* _Exercise_:
Find the word "Brown" in the listing; pull out each line holding it.

------ Extracted material

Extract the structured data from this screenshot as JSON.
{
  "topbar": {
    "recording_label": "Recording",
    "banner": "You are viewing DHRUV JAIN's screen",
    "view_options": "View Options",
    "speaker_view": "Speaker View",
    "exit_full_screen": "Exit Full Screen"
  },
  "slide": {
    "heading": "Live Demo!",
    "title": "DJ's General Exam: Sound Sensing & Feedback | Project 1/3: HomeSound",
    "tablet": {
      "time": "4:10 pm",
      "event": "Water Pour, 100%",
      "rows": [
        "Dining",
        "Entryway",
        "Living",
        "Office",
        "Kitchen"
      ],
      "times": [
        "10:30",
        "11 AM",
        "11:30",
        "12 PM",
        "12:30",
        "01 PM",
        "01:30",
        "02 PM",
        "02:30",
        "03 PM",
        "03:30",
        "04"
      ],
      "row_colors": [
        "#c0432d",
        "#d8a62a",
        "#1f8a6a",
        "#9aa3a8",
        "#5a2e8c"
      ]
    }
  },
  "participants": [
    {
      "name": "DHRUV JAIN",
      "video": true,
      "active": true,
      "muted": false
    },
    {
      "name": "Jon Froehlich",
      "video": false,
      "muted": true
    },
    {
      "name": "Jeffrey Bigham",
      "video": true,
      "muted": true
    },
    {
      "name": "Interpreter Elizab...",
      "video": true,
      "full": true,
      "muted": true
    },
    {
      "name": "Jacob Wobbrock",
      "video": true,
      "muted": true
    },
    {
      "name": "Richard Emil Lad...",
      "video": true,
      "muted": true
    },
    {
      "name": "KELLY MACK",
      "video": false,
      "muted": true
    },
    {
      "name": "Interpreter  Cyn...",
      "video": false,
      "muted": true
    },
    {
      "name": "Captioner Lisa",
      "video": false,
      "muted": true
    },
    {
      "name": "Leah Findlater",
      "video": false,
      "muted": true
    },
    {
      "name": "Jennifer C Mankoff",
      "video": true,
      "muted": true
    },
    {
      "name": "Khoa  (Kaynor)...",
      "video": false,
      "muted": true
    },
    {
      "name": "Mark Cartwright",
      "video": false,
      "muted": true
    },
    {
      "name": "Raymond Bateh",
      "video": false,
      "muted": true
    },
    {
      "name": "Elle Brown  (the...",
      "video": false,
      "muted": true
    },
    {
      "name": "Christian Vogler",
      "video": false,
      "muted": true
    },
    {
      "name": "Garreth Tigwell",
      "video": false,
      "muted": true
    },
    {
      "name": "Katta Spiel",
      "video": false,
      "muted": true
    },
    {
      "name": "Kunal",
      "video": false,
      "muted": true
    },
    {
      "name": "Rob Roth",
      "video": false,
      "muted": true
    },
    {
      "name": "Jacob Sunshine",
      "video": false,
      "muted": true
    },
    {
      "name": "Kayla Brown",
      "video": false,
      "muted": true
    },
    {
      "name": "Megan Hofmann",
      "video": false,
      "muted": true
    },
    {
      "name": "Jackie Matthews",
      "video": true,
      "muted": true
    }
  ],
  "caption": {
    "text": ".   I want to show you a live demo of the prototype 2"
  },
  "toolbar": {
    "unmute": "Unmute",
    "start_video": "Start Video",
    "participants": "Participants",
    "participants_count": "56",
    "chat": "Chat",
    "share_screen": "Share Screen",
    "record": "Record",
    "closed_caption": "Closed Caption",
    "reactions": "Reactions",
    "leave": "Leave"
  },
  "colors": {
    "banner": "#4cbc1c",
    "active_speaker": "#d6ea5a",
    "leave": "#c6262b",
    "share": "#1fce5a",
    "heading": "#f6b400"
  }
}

------------
------ Extracted material

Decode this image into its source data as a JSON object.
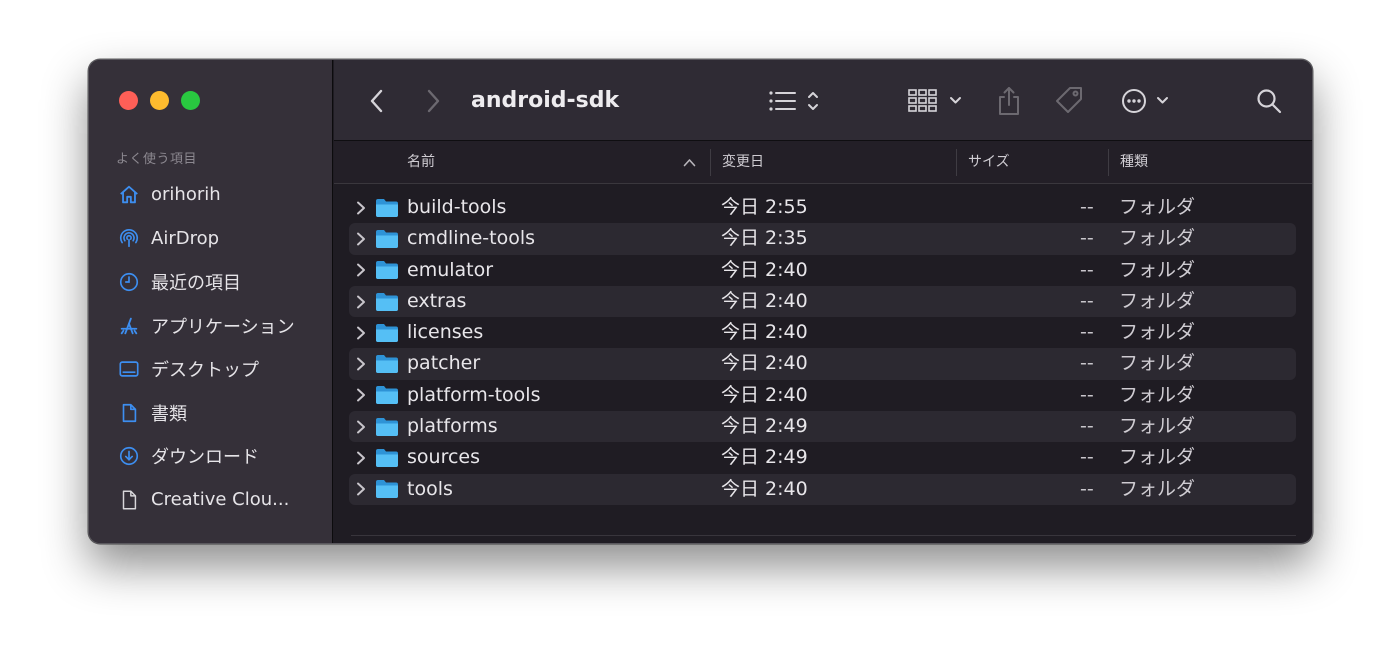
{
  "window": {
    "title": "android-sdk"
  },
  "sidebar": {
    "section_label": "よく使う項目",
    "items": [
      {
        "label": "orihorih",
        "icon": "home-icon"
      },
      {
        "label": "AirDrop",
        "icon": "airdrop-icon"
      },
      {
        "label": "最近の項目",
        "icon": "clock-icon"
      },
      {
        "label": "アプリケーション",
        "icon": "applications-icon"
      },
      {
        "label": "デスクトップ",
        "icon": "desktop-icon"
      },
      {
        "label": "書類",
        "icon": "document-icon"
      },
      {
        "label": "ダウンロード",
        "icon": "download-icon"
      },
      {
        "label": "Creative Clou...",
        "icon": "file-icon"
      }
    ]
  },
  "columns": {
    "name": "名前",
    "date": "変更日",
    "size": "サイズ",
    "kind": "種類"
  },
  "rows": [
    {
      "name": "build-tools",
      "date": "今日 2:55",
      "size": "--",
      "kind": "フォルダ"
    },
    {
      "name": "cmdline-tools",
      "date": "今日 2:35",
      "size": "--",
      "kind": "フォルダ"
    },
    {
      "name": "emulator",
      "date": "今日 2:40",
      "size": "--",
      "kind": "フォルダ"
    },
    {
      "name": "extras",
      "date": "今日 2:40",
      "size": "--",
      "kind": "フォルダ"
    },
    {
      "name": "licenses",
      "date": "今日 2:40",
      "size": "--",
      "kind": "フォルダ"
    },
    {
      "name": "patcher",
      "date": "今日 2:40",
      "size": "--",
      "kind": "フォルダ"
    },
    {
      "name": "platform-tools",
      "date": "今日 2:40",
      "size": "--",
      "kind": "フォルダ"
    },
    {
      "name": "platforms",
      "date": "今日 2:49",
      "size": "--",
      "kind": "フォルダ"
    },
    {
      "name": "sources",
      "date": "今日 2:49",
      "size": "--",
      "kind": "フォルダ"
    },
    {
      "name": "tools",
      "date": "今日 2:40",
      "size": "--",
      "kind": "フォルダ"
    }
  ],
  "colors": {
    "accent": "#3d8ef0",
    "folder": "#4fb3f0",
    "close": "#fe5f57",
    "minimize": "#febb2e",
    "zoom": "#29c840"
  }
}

------------

* _Answer to this problem_:
      "name": "Elle Brown  (the...",
      "name": "Kayla Brown",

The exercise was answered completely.